• _Task goal_
Rewrite the lines starting at the first line and ending at the line that contains "plane-icon (86, 316, 97, 330)", putting "box coordinates" in place of "bounding boxes" and changing nothing else.

-------------------------

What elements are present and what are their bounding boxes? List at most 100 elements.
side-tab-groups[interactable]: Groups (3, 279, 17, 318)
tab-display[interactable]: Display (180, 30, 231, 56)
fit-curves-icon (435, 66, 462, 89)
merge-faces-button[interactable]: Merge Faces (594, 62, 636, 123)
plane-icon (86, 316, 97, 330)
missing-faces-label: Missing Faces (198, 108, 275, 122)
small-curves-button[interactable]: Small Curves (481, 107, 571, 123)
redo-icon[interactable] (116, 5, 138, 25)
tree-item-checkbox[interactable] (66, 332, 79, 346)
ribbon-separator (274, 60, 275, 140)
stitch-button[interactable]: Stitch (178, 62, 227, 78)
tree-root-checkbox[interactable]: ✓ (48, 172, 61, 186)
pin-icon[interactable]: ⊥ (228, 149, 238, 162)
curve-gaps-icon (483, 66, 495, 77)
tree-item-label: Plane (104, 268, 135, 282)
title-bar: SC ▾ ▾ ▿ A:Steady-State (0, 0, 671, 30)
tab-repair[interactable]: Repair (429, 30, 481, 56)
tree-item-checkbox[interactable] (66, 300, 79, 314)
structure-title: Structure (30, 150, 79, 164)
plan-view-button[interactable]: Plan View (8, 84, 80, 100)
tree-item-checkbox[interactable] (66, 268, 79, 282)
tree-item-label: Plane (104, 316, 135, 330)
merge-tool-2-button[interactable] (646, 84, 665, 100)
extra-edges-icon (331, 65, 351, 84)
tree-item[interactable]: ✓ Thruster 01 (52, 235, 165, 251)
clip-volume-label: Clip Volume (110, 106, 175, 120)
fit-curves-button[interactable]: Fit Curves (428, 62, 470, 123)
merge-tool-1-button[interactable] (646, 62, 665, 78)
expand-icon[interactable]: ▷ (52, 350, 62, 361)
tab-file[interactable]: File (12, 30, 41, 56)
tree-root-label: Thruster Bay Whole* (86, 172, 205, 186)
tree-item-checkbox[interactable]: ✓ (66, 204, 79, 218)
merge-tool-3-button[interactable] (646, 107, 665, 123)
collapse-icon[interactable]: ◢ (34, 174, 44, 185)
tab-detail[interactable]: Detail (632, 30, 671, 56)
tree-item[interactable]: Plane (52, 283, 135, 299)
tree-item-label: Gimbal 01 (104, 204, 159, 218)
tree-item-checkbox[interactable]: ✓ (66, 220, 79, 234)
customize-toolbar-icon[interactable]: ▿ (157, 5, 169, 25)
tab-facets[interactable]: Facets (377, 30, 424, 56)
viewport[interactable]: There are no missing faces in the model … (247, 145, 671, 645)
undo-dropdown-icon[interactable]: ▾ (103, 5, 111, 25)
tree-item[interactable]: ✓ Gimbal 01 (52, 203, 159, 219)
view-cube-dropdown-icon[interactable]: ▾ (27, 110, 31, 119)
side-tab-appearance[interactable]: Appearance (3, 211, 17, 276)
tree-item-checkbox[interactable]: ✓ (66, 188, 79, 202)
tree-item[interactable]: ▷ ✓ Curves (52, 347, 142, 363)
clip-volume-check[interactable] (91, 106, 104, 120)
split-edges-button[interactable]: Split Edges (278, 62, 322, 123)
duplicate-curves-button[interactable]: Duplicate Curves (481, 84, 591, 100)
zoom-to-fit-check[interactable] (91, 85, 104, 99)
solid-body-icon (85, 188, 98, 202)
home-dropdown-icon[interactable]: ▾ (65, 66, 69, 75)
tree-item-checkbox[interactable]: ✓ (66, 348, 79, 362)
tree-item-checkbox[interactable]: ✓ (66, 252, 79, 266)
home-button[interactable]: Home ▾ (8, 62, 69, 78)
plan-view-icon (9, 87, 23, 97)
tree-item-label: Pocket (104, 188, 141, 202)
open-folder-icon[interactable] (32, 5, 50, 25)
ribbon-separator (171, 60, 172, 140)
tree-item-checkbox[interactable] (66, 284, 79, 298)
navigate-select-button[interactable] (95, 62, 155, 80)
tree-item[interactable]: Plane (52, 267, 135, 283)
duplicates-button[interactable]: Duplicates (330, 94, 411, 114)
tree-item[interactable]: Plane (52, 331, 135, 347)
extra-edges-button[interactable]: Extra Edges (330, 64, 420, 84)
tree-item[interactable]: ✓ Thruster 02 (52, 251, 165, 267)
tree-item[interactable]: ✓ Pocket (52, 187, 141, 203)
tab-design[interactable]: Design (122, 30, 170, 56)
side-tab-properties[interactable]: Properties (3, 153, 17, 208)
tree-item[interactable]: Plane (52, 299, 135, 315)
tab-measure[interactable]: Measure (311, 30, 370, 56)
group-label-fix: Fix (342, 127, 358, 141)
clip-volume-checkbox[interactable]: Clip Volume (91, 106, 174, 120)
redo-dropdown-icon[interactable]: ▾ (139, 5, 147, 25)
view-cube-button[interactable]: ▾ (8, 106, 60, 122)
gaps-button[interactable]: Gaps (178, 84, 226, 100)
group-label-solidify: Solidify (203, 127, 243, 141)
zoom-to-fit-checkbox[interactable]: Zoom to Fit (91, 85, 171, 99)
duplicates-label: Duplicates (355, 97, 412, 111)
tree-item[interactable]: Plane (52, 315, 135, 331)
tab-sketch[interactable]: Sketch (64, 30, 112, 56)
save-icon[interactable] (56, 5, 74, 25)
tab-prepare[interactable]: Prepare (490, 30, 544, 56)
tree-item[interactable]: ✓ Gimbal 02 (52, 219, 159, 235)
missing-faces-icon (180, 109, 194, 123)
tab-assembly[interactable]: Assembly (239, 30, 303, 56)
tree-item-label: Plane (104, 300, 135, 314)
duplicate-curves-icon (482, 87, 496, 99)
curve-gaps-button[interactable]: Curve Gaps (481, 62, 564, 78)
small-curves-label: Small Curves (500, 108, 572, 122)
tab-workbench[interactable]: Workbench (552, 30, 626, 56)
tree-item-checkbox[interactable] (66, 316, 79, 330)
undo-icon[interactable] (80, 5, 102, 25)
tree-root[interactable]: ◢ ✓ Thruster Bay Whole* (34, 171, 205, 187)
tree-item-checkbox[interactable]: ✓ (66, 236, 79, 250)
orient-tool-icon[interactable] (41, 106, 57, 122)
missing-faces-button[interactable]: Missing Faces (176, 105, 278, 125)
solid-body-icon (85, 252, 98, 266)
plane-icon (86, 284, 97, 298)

-------------------------

• _Solution to this problem_
What elements are present and what are their box coordinates? List at most 100 elements.
side-tab-groups[interactable]: Groups (3, 279, 17, 318)
tab-display[interactable]: Display (180, 30, 231, 56)
fit-curves-icon (435, 66, 462, 89)
merge-faces-button[interactable]: Merge Faces (594, 62, 636, 123)
plane-icon (86, 316, 97, 330)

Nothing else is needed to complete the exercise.